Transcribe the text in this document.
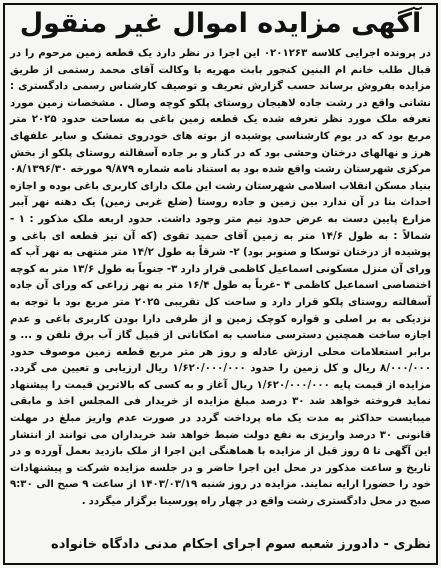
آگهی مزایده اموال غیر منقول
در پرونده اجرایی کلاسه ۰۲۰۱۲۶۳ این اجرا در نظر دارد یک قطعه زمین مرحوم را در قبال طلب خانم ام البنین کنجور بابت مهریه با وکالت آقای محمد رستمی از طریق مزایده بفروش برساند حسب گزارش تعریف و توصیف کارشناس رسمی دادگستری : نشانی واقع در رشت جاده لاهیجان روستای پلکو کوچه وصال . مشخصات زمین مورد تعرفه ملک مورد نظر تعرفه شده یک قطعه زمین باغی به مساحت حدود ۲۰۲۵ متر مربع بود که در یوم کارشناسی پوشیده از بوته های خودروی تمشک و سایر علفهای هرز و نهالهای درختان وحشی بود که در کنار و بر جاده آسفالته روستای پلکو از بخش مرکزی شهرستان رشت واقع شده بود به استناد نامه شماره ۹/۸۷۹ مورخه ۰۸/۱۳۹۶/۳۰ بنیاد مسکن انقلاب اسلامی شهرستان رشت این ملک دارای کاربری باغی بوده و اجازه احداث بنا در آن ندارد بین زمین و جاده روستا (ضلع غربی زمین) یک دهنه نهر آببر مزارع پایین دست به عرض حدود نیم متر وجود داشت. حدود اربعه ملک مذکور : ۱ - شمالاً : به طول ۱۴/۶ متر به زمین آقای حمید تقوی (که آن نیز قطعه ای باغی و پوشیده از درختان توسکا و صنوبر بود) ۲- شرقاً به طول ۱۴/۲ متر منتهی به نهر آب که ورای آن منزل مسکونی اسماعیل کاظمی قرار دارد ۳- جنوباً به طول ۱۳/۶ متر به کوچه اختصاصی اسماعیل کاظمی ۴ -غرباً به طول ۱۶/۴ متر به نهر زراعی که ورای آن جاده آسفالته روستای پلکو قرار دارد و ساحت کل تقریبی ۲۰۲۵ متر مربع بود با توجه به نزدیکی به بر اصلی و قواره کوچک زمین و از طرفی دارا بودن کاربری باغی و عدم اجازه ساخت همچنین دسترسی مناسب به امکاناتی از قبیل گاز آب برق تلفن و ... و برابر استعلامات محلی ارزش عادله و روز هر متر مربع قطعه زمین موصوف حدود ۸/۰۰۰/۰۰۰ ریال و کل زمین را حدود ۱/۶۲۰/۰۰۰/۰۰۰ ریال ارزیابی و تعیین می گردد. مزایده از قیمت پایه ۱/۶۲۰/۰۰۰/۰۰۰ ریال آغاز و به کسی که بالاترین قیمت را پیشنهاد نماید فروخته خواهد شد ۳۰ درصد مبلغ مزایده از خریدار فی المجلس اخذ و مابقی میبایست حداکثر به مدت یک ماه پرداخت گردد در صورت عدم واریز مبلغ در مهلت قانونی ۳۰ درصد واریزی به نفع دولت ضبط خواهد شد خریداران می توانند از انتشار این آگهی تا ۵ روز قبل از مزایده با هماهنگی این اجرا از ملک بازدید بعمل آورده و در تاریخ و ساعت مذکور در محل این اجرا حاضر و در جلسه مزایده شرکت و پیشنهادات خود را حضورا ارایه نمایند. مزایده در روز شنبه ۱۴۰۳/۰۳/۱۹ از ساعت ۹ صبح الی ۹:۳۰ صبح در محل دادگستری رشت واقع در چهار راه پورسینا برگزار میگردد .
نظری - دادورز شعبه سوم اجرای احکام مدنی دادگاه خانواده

★ ★ ★

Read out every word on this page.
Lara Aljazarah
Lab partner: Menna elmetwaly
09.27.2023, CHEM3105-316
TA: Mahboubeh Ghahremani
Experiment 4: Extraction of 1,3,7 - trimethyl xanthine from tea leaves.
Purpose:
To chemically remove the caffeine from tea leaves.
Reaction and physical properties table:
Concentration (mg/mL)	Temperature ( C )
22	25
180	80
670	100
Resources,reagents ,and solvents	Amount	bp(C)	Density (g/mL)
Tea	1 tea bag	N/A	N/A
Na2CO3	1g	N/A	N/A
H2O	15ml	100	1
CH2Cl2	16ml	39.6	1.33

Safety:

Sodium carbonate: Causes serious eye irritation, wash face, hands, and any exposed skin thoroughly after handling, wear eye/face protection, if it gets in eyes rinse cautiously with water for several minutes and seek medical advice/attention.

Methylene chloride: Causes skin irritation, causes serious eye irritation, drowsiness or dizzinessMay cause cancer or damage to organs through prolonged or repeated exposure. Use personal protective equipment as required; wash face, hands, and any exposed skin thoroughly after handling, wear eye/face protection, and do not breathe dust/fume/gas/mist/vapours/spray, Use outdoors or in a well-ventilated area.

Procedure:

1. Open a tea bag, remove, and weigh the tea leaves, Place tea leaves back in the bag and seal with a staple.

★ ★ ★

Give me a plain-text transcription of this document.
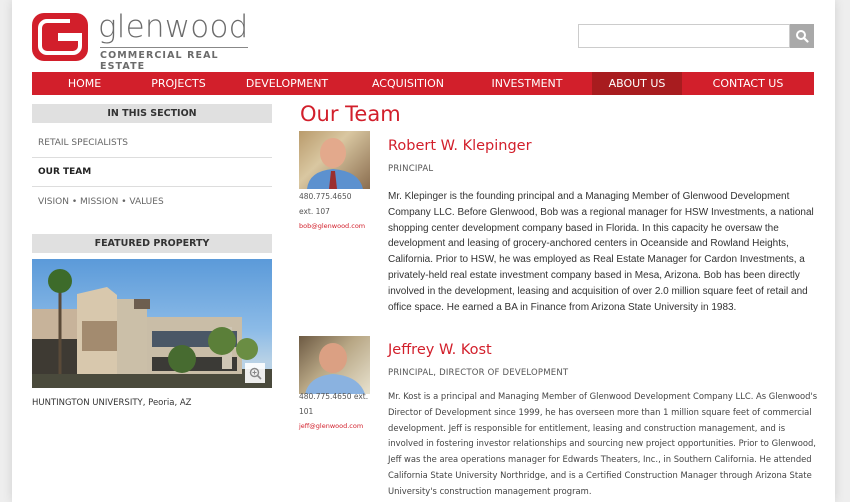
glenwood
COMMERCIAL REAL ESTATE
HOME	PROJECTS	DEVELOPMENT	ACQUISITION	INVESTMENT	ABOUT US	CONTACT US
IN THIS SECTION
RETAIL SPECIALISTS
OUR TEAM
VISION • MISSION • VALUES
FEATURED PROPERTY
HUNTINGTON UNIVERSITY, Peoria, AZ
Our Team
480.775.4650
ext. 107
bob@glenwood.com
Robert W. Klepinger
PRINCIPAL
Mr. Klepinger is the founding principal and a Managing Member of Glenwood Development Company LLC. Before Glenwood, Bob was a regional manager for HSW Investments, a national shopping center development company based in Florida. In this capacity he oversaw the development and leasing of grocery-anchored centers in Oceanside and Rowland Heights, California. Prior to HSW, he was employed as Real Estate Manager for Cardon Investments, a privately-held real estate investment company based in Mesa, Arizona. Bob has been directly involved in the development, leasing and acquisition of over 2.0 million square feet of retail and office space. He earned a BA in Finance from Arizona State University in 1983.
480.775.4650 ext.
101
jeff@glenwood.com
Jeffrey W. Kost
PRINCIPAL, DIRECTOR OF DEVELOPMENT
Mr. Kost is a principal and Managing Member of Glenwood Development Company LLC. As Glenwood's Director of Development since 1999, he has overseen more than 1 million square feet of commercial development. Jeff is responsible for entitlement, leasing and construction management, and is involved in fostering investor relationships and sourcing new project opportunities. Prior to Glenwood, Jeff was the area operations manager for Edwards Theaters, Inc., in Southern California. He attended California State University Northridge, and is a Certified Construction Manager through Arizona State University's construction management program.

★ ★ ★

## Short problem
Gather all lines from the listing above in which "text" occurs.

## Written solution
Transcribe the text in this document.
Give me a plain-text transcription of this document.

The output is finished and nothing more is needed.